_WHAT YOU NEED TO DO_: Copy every line in the records below that contains the word "lines".

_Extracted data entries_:
──────────────────────────────

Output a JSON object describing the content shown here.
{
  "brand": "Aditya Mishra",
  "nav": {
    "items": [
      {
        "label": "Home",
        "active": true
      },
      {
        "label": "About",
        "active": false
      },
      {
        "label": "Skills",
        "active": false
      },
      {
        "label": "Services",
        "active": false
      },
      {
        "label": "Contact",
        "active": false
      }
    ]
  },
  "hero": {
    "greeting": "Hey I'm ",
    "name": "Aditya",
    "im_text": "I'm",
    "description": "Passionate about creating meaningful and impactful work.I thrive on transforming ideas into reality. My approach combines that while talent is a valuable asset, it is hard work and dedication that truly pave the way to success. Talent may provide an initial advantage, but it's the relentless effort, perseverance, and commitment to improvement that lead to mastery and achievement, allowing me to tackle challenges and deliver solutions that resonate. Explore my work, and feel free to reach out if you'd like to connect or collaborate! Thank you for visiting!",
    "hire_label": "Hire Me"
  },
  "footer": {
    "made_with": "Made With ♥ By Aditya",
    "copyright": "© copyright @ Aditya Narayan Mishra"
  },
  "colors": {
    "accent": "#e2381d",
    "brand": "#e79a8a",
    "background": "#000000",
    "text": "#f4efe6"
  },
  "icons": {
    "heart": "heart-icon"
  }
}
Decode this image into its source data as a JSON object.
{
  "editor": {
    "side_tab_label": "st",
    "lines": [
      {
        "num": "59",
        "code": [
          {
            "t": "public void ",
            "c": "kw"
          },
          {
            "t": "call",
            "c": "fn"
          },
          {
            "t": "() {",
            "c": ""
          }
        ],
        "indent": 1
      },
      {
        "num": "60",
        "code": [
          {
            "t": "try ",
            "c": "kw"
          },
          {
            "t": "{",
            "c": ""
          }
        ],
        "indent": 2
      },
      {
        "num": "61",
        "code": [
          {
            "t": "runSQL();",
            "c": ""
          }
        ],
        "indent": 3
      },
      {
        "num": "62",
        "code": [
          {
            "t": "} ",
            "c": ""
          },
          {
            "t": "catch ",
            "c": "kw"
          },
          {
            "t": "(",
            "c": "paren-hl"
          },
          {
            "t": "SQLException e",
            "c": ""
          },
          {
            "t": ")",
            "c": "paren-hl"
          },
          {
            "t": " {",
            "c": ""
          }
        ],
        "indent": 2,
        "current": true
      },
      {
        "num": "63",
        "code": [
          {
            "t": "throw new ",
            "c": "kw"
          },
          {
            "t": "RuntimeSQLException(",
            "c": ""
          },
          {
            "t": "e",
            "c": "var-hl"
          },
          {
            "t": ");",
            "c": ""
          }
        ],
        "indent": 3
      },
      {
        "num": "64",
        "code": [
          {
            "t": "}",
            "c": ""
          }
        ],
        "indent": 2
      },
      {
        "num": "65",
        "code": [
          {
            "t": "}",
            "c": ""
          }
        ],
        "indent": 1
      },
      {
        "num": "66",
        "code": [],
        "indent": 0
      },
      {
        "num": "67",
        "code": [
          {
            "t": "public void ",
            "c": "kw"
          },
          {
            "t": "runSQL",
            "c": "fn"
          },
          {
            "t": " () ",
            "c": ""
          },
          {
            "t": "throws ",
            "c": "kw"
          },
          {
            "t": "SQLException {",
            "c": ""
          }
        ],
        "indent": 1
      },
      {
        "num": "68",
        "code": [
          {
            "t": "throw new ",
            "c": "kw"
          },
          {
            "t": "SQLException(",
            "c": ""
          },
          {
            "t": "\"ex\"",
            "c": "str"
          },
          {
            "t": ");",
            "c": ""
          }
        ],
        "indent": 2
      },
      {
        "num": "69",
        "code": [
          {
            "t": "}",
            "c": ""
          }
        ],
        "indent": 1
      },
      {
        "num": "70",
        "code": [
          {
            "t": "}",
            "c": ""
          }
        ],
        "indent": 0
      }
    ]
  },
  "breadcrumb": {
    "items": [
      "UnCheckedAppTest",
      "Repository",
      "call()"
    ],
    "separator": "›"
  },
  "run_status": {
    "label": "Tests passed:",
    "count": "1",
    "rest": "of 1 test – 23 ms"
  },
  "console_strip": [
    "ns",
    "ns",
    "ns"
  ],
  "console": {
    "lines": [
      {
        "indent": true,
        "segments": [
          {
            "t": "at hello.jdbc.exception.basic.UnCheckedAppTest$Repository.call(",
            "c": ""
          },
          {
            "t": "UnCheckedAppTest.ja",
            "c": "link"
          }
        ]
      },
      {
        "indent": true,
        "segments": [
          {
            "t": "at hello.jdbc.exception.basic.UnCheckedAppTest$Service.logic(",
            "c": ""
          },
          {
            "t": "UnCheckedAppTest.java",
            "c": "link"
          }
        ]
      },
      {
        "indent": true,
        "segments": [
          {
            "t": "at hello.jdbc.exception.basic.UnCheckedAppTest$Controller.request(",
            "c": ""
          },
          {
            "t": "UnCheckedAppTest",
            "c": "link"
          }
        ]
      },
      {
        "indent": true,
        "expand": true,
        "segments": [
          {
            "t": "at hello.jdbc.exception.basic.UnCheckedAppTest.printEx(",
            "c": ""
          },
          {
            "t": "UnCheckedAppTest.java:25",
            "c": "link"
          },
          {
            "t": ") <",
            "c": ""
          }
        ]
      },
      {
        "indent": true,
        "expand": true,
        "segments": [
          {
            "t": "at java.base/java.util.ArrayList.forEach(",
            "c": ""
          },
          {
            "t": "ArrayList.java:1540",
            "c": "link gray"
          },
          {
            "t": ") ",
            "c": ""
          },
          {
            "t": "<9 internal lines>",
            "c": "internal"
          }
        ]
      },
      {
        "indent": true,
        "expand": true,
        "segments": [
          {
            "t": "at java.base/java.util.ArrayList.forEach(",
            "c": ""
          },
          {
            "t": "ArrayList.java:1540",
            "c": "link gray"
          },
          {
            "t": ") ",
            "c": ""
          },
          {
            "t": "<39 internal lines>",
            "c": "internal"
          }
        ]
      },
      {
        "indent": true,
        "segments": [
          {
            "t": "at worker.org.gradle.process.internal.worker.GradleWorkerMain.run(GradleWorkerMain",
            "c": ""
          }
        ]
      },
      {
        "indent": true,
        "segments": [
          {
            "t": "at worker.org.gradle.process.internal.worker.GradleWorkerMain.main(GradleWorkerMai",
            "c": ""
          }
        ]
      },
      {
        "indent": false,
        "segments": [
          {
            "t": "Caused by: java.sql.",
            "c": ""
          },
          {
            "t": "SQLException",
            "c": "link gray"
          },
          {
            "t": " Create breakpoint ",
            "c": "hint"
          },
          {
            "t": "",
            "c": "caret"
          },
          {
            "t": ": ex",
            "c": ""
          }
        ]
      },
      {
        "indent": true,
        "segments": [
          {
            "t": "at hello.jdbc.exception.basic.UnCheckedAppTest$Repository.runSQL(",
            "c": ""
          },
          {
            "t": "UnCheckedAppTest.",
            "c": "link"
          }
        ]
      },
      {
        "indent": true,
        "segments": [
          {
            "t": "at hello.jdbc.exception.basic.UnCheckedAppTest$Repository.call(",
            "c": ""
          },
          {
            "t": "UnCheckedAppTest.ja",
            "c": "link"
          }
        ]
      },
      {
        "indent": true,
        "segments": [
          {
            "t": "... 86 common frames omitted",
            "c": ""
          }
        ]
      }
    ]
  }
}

──────────────────────────────

_ANSWER TO THIS TASK_:
    "lines": [
    "lines": [
            "t": "<9 internal lines>",
            "t": "<39 internal lines>",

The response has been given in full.